### REQUIREMENT
Repeat the lines below exactly as they appear, but leave out the images.

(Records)
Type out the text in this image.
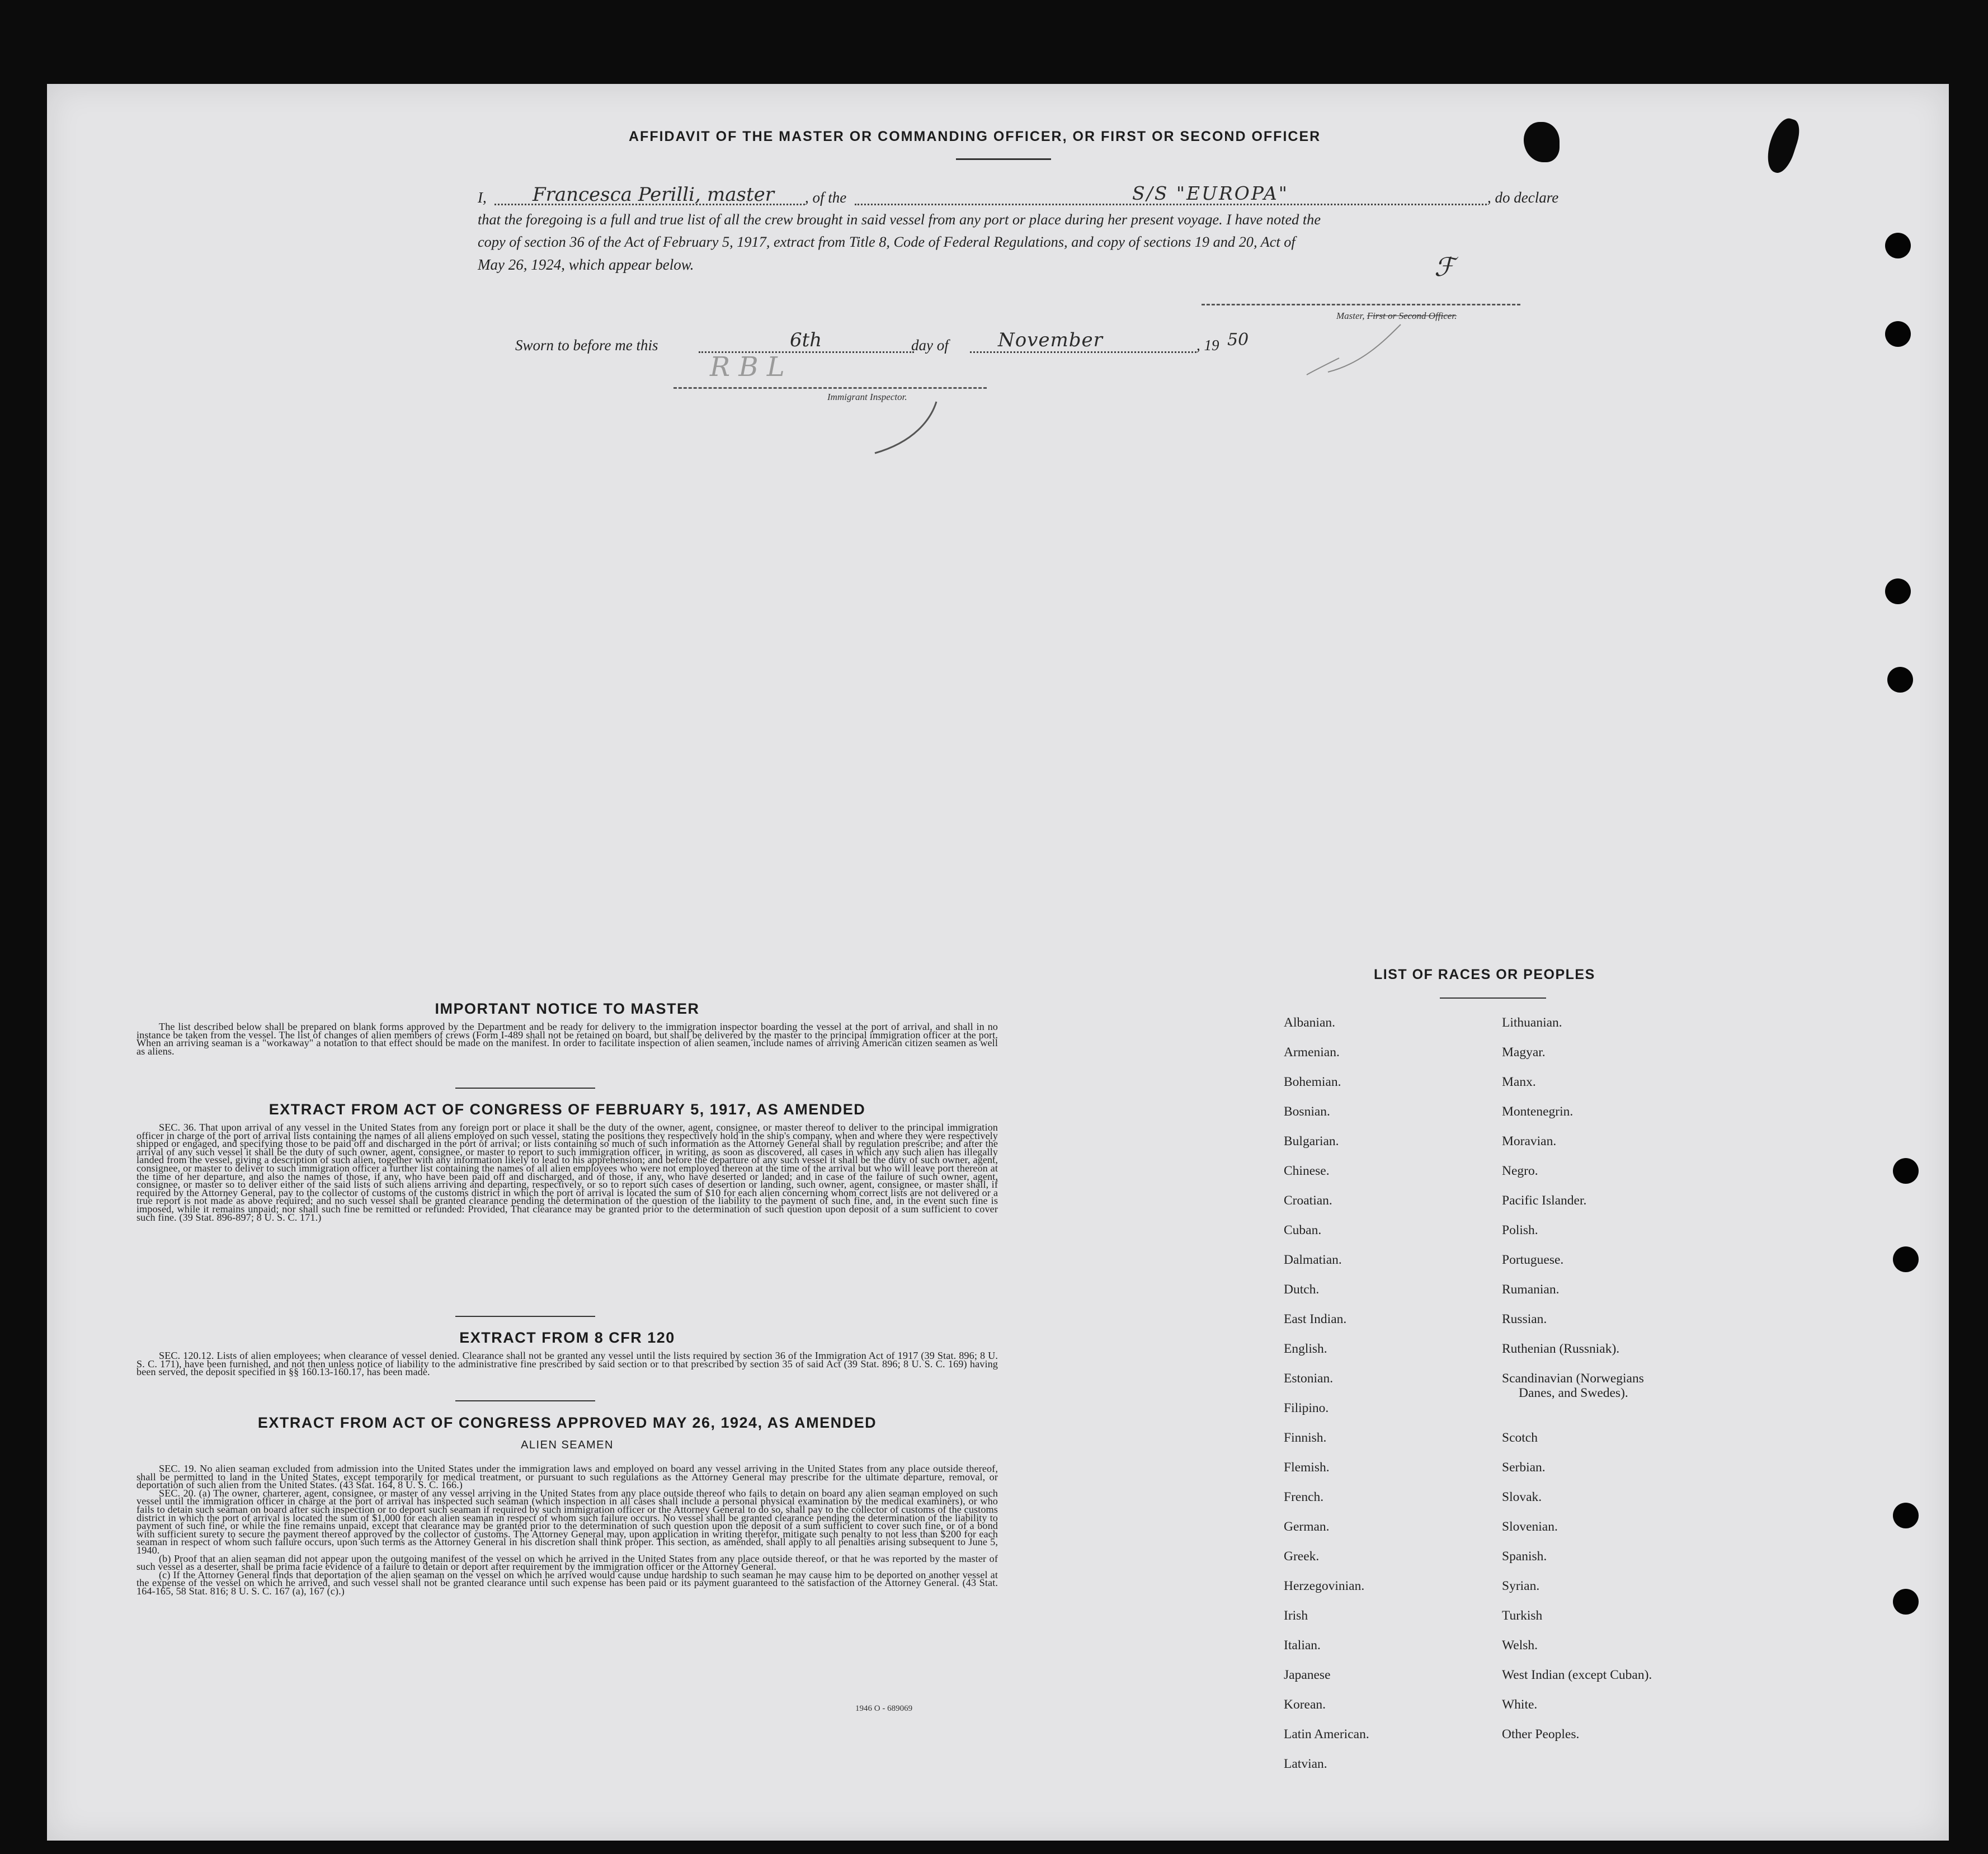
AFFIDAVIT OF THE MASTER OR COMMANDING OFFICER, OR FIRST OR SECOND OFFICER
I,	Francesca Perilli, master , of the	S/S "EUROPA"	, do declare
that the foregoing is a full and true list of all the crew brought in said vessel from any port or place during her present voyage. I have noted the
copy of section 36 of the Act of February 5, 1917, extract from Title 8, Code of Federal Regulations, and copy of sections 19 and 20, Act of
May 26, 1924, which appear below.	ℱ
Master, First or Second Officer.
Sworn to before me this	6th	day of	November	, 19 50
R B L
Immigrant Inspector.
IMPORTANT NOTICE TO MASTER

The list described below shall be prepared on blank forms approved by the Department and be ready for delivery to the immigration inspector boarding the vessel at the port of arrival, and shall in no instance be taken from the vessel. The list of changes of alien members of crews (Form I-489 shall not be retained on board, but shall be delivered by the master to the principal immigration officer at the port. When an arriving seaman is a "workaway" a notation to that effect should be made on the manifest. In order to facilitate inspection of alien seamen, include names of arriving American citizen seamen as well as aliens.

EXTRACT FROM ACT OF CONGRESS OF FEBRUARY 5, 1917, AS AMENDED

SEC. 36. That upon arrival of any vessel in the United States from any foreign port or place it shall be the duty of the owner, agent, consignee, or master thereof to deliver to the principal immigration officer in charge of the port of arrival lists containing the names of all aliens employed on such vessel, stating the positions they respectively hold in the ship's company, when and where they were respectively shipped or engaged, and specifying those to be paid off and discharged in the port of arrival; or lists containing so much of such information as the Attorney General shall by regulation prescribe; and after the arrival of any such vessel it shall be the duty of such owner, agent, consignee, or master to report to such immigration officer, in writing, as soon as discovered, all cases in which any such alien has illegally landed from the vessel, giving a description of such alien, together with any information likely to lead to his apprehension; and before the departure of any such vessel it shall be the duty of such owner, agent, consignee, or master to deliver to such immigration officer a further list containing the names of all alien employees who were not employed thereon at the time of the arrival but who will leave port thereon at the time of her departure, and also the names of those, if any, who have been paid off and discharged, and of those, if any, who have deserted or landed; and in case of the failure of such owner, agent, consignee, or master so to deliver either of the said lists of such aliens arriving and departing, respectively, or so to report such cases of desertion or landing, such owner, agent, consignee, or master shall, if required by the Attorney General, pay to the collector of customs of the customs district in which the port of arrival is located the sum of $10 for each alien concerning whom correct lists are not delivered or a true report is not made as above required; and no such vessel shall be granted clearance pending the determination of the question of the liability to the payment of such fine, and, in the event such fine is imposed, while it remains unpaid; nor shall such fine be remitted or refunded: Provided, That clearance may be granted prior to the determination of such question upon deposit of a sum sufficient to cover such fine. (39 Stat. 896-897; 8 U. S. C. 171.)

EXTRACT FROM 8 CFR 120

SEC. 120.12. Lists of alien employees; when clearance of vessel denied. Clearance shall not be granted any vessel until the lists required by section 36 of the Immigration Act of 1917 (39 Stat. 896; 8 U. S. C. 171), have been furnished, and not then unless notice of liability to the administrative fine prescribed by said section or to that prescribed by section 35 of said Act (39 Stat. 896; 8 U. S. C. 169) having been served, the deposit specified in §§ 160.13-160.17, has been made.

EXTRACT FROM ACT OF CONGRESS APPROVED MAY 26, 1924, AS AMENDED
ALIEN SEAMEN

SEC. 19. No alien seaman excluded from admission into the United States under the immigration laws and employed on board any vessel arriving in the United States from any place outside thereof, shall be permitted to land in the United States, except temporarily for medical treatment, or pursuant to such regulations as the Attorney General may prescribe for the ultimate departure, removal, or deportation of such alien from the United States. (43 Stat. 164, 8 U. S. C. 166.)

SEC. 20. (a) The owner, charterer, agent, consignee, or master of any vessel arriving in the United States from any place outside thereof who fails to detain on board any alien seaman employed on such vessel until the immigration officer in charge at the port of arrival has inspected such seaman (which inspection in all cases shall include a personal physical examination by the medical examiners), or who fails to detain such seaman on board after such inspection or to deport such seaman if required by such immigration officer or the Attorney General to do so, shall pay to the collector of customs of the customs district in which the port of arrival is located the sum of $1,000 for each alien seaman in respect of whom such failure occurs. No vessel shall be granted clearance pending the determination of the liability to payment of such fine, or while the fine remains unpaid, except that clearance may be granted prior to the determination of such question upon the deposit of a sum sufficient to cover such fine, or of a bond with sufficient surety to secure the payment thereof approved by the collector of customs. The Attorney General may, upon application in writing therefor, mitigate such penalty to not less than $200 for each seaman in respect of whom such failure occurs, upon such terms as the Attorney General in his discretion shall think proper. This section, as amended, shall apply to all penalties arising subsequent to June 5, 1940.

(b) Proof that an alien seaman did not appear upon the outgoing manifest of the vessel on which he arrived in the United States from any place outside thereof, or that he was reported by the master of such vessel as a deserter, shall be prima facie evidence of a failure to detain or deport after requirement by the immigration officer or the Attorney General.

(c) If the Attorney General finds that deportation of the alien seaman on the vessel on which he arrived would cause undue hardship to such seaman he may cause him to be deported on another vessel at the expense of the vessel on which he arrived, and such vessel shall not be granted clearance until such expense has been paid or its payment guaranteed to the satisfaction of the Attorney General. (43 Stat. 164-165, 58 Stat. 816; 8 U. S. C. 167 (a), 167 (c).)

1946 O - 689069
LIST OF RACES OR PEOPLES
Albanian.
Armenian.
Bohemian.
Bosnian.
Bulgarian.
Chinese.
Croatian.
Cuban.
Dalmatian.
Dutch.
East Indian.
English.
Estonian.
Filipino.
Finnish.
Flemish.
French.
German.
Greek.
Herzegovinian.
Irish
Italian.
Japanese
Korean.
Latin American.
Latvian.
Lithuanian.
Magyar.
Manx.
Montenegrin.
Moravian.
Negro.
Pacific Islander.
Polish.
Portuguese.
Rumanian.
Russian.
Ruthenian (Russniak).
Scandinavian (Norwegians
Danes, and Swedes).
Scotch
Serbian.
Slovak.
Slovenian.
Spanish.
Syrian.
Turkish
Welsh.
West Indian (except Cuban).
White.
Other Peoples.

### REPLY
Type out the text in this image.
AFFIDAVIT OF THE MASTER OR COMMANDING OFFICER, OR FIRST OR SECOND OFFICER
I,	Francesca Perilli, master , of the	S/S "EUROPA"	, do declare
that the foregoing is a full and true list of all the crew brought in said vessel from any port or place during her present voyage. I have noted the
copy of section 36 of the Act of February 5, 1917, extract from Title 8, Code of Federal Regulations, and copy of sections 19 and 20, Act of
May 26, 1924, which appear below.	ℱ
Master, First or Second Officer.
Sworn to before me this	6th	day of	November	, 19 50
R B L
Immigrant Inspector.
IMPORTANT NOTICE TO MASTER

The list described below shall be prepared on blank forms approved by the Department and be ready for delivery to the immigration inspector boarding the vessel at the port of arrival, and shall in no instance be taken from the vessel. The list of changes of alien members of crews (Form I-489 shall not be retained on board, but shall be delivered by the master to the principal immigration officer at the port. When an arriving seaman is a "workaway" a notation to that effect should be made on the manifest. In order to facilitate inspection of alien seamen, include names of arriving American citizen seamen as well as aliens.

EXTRACT FROM ACT OF CONGRESS OF FEBRUARY 5, 1917, AS AMENDED

SEC. 36. That upon arrival of any vessel in the United States from any foreign port or place it shall be the duty of the owner, agent, consignee, or master thereof to deliver to the principal immigration officer in charge of the port of arrival lists containing the names of all aliens employed on such vessel, stating the positions they respectively hold in the ship's company, when and where they were respectively shipped or engaged, and specifying those to be paid off and discharged in the port of arrival; or lists containing so much of such information as the Attorney General shall by regulation prescribe; and after the arrival of any such vessel it shall be the duty of such owner, agent, consignee, or master to report to such immigration officer, in writing, as soon as discovered, all cases in which any such alien has illegally landed from the vessel, giving a description of such alien, together with any information likely to lead to his apprehension; and before the departure of any such vessel it shall be the duty of such owner, agent, consignee, or master to deliver to such immigration officer a further list containing the names of all alien employees who were not employed thereon at the time of the arrival but who will leave port thereon at the time of her departure, and also the names of those, if any, who have been paid off and discharged, and of those, if any, who have deserted or landed; and in case of the failure of such owner, agent, consignee, or master so to deliver either of the said lists of such aliens arriving and departing, respectively, or so to report such cases of desertion or landing, such owner, agent, consignee, or master shall, if required by the Attorney General, pay to the collector of customs of the customs district in which the port of arrival is located the sum of $10 for each alien concerning whom correct lists are not delivered or a true report is not made as above required; and no such vessel shall be granted clearance pending the determination of the question of the liability to the payment of such fine, and, in the event such fine is imposed, while it remains unpaid; nor shall such fine be remitted or refunded: Provided, That clearance may be granted prior to the determination of such question upon deposit of a sum sufficient to cover such fine. (39 Stat. 896-897; 8 U. S. C. 171.)

EXTRACT FROM 8 CFR 120

SEC. 120.12. Lists of alien employees; when clearance of vessel denied. Clearance shall not be granted any vessel until the lists required by section 36 of the Immigration Act of 1917 (39 Stat. 896; 8 U. S. C. 171), have been furnished, and not then unless notice of liability to the administrative fine prescribed by said section or to that prescribed by section 35 of said Act (39 Stat. 896; 8 U. S. C. 169) having been served, the deposit specified in §§ 160.13-160.17, has been made.

EXTRACT FROM ACT OF CONGRESS APPROVED MAY 26, 1924, AS AMENDED
ALIEN SEAMEN

SEC. 19. No alien seaman excluded from admission into the United States under the immigration laws and employed on board any vessel arriving in the United States from any place outside thereof, shall be permitted to land in the United States, except temporarily for medical treatment, or pursuant to such regulations as the Attorney General may prescribe for the ultimate departure, removal, or deportation of such alien from the United States. (43 Stat. 164, 8 U. S. C. 166.)

SEC. 20. (a) The owner, charterer, agent, consignee, or master of any vessel arriving in the United States from any place outside thereof who fails to detain on board any alien seaman employed on such vessel until the immigration officer in charge at the port of arrival has inspected such seaman (which inspection in all cases shall include a personal physical examination by the medical examiners), or who fails to detain such seaman on board after such inspection or to deport such seaman if required by such immigration officer or the Attorney General to do so, shall pay to the collector of customs of the customs district in which the port of arrival is located the sum of $1,000 for each alien seaman in respect of whom such failure occurs. No vessel shall be granted clearance pending the determination of the liability to payment of such fine, or while the fine remains unpaid, except that clearance may be granted prior to the determination of such question upon the deposit of a sum sufficient to cover such fine, or of a bond with sufficient surety to secure the payment thereof approved by the collector of customs. The Attorney General may, upon application in writing therefor, mitigate such penalty to not less than $200 for each seaman in respect of whom such failure occurs, upon such terms as the Attorney General in his discretion shall think proper. This section, as amended, shall apply to all penalties arising subsequent to June 5, 1940.

(b) Proof that an alien seaman did not appear upon the outgoing manifest of the vessel on which he arrived in the United States from any place outside thereof, or that he was reported by the master of such vessel as a deserter, shall be prima facie evidence of a failure to detain or deport after requirement by the immigration officer or the Attorney General.

(c) If the Attorney General finds that deportation of the alien seaman on the vessel on which he arrived would cause undue hardship to such seaman he may cause him to be deported on another vessel at the expense of the vessel on which he arrived, and such vessel shall not be granted clearance until such expense has been paid or its payment guaranteed to the satisfaction of the Attorney General. (43 Stat. 164-165, 58 Stat. 816; 8 U. S. C. 167 (a), 167 (c).)

1946 O - 689069
LIST OF RACES OR PEOPLES
Albanian.
Armenian.
Bohemian.
Bosnian.
Bulgarian.
Chinese.
Croatian.
Cuban.
Dalmatian.
Dutch.
East Indian.
English.
Estonian.
Filipino.
Finnish.
Flemish.
French.
German.
Greek.
Herzegovinian.
Irish
Italian.
Japanese
Korean.
Latin American.
Latvian.
Lithuanian.
Magyar.
Manx.
Montenegrin.
Moravian.
Negro.
Pacific Islander.
Polish.
Portuguese.
Rumanian.
Russian.
Ruthenian (Russniak).
Scandinavian (Norwegians
Danes, and Swedes).
Scotch
Serbian.
Slovak.
Slovenian.
Spanish.
Syrian.
Turkish
Welsh.
West Indian (except Cuban).
White.
Other Peoples.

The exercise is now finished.